__YOUR GOAL__. Where a line contains the string "Unit", copy that line.

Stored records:

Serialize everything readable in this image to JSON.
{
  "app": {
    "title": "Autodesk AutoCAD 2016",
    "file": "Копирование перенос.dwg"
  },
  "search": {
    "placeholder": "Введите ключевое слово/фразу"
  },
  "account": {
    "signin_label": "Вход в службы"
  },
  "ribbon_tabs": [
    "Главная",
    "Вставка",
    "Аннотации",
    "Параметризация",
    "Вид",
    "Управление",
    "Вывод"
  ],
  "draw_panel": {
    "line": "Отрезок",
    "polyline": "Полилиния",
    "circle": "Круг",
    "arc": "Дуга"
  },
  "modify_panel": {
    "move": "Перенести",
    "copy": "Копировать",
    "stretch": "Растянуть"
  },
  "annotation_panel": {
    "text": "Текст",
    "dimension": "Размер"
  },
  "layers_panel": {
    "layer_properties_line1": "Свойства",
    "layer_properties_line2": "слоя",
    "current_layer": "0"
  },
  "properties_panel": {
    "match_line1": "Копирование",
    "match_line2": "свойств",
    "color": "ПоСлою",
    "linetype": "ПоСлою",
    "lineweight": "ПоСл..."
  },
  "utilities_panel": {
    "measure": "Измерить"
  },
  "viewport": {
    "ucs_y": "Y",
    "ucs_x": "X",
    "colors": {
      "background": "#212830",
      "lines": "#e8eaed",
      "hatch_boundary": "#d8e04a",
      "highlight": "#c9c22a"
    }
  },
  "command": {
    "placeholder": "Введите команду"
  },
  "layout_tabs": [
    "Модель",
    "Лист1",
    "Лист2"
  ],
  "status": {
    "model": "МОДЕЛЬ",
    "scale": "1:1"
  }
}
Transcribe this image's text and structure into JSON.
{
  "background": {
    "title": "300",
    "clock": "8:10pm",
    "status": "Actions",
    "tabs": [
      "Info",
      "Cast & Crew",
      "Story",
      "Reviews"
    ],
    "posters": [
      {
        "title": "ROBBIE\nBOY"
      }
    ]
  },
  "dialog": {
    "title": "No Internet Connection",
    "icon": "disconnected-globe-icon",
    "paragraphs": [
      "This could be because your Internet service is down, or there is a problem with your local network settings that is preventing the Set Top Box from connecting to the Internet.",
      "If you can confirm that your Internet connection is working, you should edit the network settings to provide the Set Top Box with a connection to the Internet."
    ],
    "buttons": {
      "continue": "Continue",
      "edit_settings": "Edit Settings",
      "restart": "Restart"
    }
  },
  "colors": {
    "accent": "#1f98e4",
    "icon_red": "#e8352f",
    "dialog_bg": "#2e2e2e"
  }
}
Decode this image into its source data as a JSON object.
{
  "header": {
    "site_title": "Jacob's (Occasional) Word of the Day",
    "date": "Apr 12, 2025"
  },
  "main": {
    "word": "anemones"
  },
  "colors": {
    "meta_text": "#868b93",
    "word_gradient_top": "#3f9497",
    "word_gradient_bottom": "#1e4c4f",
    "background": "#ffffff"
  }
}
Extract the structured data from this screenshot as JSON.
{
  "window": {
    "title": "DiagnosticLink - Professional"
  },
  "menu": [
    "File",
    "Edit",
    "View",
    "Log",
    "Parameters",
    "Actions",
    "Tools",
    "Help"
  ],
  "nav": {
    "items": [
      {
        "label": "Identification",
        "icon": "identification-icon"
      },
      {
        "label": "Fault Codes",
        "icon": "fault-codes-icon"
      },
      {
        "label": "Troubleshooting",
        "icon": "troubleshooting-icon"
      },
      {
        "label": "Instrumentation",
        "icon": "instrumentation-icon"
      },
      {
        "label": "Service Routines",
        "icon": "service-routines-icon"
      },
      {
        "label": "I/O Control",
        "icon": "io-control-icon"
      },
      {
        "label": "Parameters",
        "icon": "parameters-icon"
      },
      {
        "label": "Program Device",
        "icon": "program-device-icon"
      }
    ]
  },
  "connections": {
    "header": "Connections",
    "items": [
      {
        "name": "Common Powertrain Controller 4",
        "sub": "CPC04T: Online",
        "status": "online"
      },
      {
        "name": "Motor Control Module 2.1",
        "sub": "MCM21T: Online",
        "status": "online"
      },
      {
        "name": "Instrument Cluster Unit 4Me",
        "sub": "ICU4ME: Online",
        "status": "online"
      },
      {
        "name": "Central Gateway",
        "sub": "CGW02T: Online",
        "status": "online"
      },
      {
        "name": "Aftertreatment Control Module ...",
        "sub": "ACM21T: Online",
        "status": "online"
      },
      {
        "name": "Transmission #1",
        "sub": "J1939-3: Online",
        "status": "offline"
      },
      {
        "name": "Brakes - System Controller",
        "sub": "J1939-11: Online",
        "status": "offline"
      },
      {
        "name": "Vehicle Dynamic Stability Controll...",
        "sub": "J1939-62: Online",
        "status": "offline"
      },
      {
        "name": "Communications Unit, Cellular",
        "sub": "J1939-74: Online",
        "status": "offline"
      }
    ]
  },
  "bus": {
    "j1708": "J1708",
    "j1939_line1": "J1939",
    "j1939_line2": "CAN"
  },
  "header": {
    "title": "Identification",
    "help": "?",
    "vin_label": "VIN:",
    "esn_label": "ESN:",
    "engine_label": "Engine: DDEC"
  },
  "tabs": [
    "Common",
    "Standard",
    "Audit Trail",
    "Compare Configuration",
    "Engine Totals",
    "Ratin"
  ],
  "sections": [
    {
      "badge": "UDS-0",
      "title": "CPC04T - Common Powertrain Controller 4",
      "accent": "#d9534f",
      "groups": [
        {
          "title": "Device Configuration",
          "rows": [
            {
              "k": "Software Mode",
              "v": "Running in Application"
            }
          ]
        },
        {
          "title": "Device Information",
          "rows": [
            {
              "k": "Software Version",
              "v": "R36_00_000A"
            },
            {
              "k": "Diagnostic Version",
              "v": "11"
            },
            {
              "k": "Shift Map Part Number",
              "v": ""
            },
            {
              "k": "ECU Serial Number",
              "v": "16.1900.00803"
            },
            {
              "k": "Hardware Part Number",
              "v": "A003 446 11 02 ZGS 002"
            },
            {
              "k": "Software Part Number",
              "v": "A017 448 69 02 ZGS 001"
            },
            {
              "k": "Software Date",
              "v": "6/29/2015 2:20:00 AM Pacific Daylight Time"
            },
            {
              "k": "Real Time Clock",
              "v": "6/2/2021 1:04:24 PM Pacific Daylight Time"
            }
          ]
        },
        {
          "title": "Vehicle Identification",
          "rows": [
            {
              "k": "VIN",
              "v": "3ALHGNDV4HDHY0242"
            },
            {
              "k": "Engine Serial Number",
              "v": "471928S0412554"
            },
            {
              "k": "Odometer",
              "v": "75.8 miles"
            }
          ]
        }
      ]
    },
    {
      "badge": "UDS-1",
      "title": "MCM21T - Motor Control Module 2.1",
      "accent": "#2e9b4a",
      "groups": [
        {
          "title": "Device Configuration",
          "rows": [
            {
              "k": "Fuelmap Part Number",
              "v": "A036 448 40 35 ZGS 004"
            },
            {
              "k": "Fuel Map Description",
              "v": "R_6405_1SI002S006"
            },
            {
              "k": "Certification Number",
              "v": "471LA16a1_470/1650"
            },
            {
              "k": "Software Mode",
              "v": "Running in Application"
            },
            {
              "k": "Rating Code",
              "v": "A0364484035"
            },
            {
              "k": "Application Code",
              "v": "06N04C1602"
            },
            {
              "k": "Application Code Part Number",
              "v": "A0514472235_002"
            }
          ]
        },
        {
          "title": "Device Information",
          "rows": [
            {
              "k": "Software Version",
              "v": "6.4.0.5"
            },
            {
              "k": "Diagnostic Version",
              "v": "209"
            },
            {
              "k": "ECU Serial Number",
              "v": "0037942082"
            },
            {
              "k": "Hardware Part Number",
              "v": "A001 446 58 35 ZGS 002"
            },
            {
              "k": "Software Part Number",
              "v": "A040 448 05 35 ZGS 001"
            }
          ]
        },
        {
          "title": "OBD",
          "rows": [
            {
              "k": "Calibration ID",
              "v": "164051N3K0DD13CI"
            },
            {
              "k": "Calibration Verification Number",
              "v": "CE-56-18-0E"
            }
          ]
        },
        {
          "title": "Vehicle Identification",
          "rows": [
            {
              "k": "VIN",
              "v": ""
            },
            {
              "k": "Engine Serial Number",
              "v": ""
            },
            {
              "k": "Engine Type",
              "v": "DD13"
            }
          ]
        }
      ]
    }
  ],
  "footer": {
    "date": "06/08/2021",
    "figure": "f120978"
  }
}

__EXERCISE ANSWER__.
        "name": "Instrument Cluster Unit 4Me",
        "name": "Communications Unit, Cellular",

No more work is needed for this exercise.